-- Do this --
Using the data below, copy each line that includes the word "Geostatistics".

-- Input data --
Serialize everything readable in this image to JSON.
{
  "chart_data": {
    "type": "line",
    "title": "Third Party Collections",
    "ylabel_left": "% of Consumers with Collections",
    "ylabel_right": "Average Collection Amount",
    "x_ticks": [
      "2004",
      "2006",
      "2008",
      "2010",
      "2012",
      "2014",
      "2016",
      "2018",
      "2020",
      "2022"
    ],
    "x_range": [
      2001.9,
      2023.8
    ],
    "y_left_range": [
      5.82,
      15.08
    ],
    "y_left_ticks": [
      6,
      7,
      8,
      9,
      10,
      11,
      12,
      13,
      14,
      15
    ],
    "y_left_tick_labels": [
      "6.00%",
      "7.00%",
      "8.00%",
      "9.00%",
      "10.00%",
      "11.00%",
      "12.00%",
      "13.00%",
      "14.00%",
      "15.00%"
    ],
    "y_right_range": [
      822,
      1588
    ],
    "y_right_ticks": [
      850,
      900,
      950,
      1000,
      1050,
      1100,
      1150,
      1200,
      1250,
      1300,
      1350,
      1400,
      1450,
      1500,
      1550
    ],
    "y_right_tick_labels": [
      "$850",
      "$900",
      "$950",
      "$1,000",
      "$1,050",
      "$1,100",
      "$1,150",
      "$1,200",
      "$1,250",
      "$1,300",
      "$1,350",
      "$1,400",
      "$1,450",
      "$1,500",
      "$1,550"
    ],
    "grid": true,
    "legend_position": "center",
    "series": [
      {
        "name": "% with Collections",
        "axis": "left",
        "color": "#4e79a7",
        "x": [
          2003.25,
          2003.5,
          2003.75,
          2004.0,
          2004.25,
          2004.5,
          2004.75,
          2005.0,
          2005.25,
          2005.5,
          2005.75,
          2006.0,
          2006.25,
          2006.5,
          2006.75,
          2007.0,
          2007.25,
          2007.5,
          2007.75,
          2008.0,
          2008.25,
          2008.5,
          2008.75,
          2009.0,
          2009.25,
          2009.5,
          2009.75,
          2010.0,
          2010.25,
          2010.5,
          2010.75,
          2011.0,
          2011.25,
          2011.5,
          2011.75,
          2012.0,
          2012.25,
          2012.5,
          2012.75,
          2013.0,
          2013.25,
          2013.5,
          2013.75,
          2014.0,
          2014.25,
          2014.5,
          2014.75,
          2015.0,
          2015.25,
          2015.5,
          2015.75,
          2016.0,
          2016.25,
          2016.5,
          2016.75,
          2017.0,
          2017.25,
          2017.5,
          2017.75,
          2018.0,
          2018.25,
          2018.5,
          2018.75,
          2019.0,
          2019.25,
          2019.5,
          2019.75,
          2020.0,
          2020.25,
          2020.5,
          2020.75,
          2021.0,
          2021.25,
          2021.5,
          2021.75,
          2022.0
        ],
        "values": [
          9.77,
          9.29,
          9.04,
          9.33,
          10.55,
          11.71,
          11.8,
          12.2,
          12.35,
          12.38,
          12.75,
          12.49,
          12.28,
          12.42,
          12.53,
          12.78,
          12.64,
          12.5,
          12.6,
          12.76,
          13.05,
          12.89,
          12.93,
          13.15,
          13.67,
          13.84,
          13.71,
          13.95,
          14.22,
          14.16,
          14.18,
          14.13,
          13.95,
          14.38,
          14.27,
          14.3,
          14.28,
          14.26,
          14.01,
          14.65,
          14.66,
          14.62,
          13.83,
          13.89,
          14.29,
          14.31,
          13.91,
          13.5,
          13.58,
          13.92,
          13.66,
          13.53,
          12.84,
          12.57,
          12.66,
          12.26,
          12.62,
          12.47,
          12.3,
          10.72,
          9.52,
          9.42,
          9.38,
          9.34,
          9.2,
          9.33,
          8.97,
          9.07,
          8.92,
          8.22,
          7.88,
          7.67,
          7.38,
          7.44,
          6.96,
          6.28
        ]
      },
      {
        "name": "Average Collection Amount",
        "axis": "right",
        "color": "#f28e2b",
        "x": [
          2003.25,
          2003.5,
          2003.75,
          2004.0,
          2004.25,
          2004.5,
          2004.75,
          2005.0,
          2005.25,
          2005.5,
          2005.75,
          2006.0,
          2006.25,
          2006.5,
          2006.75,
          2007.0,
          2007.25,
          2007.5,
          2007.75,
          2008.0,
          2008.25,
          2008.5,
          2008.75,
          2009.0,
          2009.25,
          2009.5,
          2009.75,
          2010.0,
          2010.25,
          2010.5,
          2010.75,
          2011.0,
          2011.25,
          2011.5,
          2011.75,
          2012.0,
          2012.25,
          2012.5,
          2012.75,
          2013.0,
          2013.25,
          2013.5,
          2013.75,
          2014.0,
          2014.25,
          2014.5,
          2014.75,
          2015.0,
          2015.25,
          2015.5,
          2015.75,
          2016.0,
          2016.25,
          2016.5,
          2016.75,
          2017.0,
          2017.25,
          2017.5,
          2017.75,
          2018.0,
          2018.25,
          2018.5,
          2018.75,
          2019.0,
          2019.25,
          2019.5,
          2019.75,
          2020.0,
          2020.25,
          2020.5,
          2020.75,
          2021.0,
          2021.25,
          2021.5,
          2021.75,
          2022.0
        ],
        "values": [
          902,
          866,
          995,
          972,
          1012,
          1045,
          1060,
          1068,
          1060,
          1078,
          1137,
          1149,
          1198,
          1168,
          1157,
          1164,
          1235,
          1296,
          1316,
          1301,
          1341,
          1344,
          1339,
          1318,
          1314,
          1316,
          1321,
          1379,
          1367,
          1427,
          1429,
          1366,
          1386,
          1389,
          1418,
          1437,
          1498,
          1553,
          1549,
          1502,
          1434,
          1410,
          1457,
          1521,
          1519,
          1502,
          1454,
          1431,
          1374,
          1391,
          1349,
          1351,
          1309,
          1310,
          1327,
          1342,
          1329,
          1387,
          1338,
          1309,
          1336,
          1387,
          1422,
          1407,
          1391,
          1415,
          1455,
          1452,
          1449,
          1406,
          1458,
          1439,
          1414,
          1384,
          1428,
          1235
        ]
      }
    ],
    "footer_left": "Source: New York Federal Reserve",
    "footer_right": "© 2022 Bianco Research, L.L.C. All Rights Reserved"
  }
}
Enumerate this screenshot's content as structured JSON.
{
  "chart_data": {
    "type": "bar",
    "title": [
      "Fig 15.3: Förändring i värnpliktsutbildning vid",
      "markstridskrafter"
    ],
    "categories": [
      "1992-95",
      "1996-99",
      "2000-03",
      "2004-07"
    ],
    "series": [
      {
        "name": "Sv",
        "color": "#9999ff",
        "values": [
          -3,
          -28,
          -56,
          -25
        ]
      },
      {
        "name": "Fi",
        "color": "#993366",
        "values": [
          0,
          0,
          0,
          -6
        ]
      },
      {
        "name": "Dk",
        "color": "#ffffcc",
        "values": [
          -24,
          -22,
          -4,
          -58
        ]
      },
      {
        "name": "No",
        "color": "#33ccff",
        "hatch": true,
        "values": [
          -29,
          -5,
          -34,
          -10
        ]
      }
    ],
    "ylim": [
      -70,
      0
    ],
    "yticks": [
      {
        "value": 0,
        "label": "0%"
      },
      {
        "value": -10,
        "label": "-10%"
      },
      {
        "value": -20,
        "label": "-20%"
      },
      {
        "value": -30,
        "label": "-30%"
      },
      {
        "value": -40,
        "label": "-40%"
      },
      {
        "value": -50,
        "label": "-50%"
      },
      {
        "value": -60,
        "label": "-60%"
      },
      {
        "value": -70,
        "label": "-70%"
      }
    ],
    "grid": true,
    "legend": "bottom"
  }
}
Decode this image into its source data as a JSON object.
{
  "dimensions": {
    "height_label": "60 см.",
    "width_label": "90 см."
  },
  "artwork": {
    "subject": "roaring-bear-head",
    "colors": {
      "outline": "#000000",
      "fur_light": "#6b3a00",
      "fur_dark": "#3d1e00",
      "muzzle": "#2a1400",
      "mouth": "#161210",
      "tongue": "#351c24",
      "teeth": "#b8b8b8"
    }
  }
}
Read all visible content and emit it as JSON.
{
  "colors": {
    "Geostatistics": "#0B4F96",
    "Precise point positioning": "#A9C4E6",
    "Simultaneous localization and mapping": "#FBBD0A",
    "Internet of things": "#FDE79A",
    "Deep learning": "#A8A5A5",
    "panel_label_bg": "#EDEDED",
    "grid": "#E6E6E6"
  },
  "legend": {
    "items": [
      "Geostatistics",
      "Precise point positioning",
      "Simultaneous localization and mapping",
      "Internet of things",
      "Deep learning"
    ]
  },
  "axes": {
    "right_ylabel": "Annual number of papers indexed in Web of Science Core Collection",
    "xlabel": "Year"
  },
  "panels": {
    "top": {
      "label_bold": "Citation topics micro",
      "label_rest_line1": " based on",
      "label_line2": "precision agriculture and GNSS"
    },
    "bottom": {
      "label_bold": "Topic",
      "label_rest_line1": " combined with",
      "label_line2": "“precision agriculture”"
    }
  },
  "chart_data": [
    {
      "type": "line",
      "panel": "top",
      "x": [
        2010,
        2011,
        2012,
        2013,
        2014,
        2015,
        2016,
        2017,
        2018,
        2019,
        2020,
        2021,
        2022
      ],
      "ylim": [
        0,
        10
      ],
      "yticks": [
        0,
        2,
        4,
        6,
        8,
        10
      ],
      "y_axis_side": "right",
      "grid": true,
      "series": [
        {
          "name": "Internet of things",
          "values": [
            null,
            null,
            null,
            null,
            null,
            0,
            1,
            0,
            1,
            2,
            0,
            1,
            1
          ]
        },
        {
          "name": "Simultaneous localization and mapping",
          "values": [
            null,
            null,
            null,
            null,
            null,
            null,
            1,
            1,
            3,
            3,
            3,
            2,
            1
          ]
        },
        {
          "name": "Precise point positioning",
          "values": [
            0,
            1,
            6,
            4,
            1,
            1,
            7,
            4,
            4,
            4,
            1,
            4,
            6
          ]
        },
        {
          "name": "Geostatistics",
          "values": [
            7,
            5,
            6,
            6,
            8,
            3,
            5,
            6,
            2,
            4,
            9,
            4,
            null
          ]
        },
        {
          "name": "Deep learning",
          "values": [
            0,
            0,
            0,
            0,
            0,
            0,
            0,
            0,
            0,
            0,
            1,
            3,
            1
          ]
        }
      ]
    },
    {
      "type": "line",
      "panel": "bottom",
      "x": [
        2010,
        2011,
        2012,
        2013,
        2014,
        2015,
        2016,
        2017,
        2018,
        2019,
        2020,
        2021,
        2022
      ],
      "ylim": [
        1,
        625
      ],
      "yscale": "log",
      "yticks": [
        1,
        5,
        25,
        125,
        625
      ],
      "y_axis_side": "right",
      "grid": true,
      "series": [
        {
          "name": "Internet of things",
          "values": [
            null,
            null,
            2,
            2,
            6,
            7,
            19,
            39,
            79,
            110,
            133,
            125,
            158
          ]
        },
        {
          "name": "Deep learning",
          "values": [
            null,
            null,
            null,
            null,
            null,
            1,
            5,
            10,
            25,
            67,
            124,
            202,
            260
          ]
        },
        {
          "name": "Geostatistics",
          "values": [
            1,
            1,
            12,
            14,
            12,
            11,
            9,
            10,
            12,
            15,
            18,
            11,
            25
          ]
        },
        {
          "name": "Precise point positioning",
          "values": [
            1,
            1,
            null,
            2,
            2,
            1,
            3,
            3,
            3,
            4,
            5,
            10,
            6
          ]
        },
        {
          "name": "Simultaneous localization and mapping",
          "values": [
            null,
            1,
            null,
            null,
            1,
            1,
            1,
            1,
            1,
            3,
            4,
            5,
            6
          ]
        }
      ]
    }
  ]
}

-- Full output --
    "Geostatistics": "#0B4F96",
      "Geostatistics",
          "name": "Geostatistics",
          "name": "Geostatistics",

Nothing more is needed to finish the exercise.